WHAT IS BEING ASKED:
Exactly as written, retype the listing below, omitting the pictures.
* start GIVEN DATA *
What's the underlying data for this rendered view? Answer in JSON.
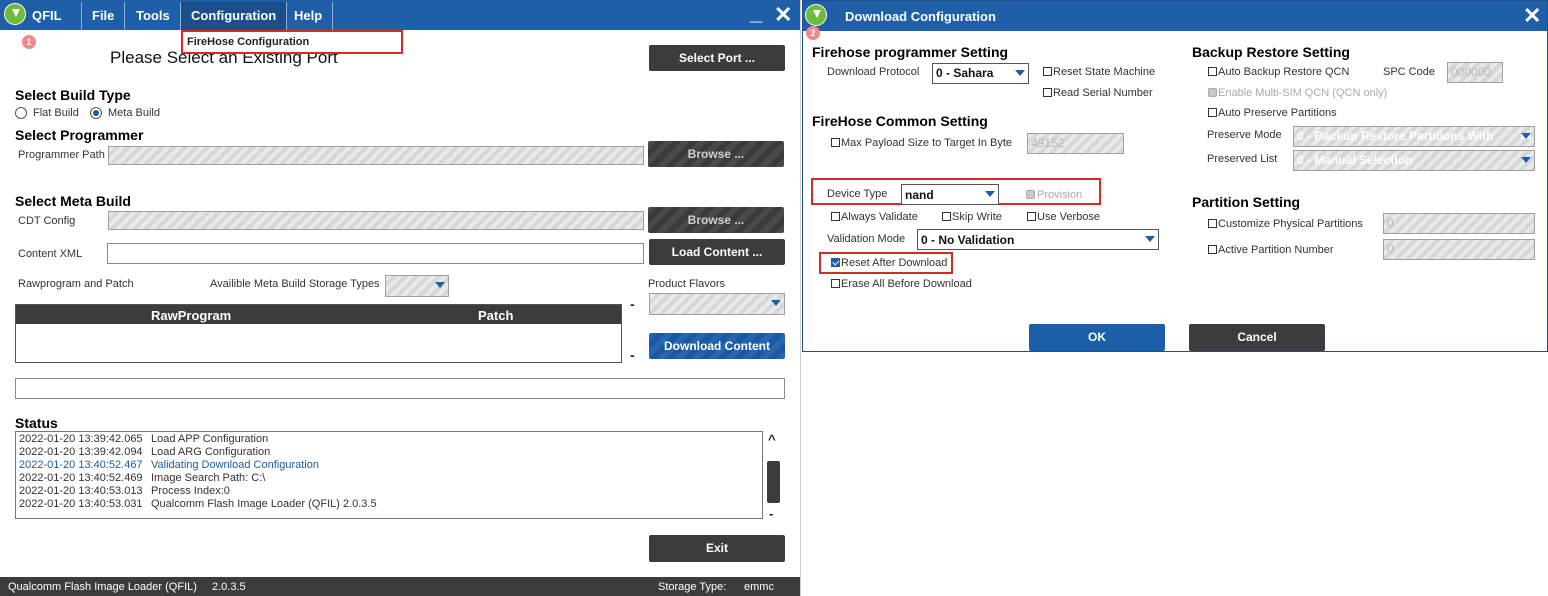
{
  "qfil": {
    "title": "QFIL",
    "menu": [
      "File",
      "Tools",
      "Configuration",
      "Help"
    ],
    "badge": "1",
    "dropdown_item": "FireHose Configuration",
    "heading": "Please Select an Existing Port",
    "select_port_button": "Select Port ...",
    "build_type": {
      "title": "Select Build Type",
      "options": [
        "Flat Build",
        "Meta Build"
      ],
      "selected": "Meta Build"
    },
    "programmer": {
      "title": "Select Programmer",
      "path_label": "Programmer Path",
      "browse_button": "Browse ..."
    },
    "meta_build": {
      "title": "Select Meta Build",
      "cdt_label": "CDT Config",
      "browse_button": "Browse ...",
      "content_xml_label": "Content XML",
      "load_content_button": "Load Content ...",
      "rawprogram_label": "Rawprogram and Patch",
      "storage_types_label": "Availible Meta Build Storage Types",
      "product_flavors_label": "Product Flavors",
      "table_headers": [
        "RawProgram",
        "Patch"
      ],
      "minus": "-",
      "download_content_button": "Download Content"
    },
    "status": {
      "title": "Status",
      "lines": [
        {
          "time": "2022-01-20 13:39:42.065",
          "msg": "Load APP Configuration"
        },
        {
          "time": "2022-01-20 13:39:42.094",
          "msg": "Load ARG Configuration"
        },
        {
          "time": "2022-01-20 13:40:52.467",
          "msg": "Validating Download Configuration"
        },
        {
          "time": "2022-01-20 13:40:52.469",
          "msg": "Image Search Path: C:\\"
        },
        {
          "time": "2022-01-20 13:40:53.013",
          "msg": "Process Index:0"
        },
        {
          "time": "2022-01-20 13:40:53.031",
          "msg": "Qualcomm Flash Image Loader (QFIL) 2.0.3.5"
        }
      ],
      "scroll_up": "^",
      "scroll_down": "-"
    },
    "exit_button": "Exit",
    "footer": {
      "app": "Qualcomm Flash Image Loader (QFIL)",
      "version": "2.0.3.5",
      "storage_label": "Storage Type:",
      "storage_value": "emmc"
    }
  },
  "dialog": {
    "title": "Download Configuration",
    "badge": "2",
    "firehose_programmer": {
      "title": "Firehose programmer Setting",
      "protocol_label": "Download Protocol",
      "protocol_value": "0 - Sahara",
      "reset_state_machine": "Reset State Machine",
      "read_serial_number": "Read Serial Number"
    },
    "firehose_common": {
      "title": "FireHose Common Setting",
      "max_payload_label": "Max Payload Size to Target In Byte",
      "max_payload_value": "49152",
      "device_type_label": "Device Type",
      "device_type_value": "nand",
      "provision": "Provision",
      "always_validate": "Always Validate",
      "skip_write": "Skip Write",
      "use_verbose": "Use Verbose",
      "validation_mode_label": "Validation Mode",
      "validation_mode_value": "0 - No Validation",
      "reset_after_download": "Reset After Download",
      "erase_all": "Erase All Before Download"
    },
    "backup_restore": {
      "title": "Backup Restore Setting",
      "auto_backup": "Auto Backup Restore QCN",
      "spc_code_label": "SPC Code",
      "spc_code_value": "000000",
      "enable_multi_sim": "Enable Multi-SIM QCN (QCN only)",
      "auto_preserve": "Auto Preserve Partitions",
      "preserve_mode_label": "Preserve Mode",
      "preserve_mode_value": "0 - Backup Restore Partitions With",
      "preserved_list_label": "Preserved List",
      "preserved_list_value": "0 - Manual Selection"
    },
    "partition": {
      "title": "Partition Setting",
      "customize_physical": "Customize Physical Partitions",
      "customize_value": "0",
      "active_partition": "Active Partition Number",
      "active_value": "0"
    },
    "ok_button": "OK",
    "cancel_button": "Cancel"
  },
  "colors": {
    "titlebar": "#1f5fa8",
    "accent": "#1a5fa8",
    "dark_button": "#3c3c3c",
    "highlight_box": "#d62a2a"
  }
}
* end GIVEN DATA *
SOLUTION:
What's the underlying data for this rendered view? Answer in JSON.
{
  "qfil": {
    "title": "QFIL",
    "menu": [
      "File",
      "Tools",
      "Configuration",
      "Help"
    ],
    "badge": "1",
    "dropdown_item": "FireHose Configuration",
    "heading": "Please Select an Existing Port",
    "select_port_button": "Select Port ...",
    "build_type": {
      "title": "Select Build Type",
      "options": [
        "Flat Build",
        "Meta Build"
      ],
      "selected": "Meta Build"
    },
    "programmer": {
      "title": "Select Programmer",
      "path_label": "Programmer Path",
      "browse_button": "Browse ..."
    },
    "meta_build": {
      "title": "Select Meta Build",
      "cdt_label": "CDT Config",
      "browse_button": "Browse ...",
      "content_xml_label": "Content XML",
      "load_content_button": "Load Content ...",
      "rawprogram_label": "Rawprogram and Patch",
      "storage_types_label": "Availible Meta Build Storage Types",
      "product_flavors_label": "Product Flavors",
      "table_headers": [
        "RawProgram",
        "Patch"
      ],
      "minus": "-",
      "download_content_button": "Download Content"
    },
    "status": {
      "title": "Status",
      "lines": [
        {
          "time": "2022-01-20 13:39:42.065",
          "msg": "Load APP Configuration"
        },
        {
          "time": "2022-01-20 13:39:42.094",
          "msg": "Load ARG Configuration"
        },
        {
          "time": "2022-01-20 13:40:52.467",
          "msg": "Validating Download Configuration"
        },
        {
          "time": "2022-01-20 13:40:52.469",
          "msg": "Image Search Path: C:\\"
        },
        {
          "time": "2022-01-20 13:40:53.013",
          "msg": "Process Index:0"
        },
        {
          "time": "2022-01-20 13:40:53.031",
          "msg": "Qualcomm Flash Image Loader (QFIL) 2.0.3.5"
        }
      ],
      "scroll_up": "^",
      "scroll_down": "-"
    },
    "exit_button": "Exit",
    "footer": {
      "app": "Qualcomm Flash Image Loader (QFIL)",
      "version": "2.0.3.5",
      "storage_label": "Storage Type:",
      "storage_value": "emmc"
    }
  },
  "dialog": {
    "title": "Download Configuration",
    "badge": "2",
    "firehose_programmer": {
      "title": "Firehose programmer Setting",
      "protocol_label": "Download Protocol",
      "protocol_value": "0 - Sahara",
      "reset_state_machine": "Reset State Machine",
      "read_serial_number": "Read Serial Number"
    },
    "firehose_common": {
      "title": "FireHose Common Setting",
      "max_payload_label": "Max Payload Size to Target In Byte",
      "max_payload_value": "49152",
      "device_type_label": "Device Type",
      "device_type_value": "nand",
      "provision": "Provision",
      "always_validate": "Always Validate",
      "skip_write": "Skip Write",
      "use_verbose": "Use Verbose",
      "validation_mode_label": "Validation Mode",
      "validation_mode_value": "0 - No Validation",
      "reset_after_download": "Reset After Download",
      "erase_all": "Erase All Before Download"
    },
    "backup_restore": {
      "title": "Backup Restore Setting",
      "auto_backup": "Auto Backup Restore QCN",
      "spc_code_label": "SPC Code",
      "spc_code_value": "000000",
      "enable_multi_sim": "Enable Multi-SIM QCN (QCN only)",
      "auto_preserve": "Auto Preserve Partitions",
      "preserve_mode_label": "Preserve Mode",
      "preserve_mode_value": "0 - Backup Restore Partitions With",
      "preserved_list_label": "Preserved List",
      "preserved_list_value": "0 - Manual Selection"
    },
    "partition": {
      "title": "Partition Setting",
      "customize_physical": "Customize Physical Partitions",
      "customize_value": "0",
      "active_partition": "Active Partition Number",
      "active_value": "0"
    },
    "ok_button": "OK",
    "cancel_button": "Cancel"
  },
  "colors": {
    "titlebar": "#1f5fa8",
    "accent": "#1a5fa8",
    "dark_button": "#3c3c3c",
    "highlight_box": "#d62a2a"
  }
}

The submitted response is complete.